- **Written instruction**
All of the material below is to be returned exactly.

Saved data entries
=======
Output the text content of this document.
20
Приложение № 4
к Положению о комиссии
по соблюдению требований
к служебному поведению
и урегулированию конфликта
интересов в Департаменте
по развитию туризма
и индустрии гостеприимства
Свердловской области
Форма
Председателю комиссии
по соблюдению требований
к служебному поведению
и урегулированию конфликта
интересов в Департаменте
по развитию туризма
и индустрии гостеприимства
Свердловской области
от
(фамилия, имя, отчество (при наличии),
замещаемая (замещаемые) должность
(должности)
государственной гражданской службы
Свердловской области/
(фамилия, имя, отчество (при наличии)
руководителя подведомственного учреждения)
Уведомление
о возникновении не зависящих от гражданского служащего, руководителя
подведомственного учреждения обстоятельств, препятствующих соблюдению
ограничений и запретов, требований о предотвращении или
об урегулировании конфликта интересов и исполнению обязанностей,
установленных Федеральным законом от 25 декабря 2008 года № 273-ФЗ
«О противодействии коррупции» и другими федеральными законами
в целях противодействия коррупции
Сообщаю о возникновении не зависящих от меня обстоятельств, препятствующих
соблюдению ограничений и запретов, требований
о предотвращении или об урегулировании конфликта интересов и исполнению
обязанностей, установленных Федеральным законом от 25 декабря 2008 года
=======
- **Exercise answer**
Output the text content of this document.
20
Приложение № 4
к Положению о комиссии
по соблюдению требований
к служебному поведению
и урегулированию конфликта
интересов в Департаменте
по развитию туризма
и индустрии гостеприимства
Свердловской области
Форма
Председателю комиссии
по соблюдению требований
к служебному поведению
и урегулированию конфликта
интересов в Департаменте
по развитию туризма
и индустрии гостеприимства
Свердловской области
от
(фамилия, имя, отчество (при наличии),
замещаемая (замещаемые) должность
(должности)
государственной гражданской службы
Свердловской области/
(фамилия, имя, отчество (при наличии)
руководителя подведомственного учреждения)
Уведомление
о возникновении не зависящих от гражданского служащего, руководителя
подведомственного учреждения обстоятельств, препятствующих соблюдению
ограничений и запретов, требований о предотвращении или
об урегулировании конфликта интересов и исполнению обязанностей,
установленных Федеральным законом от 25 декабря 2008 года № 273-ФЗ
«О противодействии коррупции» и другими федеральными законами
в целях противодействия коррупции
Сообщаю о возникновении не зависящих от меня обстоятельств, препятствующих
соблюдению ограничений и запретов, требований
о предотвращении или об урегулировании конфликта интересов и исполнению
обязанностей, установленных Федеральным законом от 25 декабря 2008 года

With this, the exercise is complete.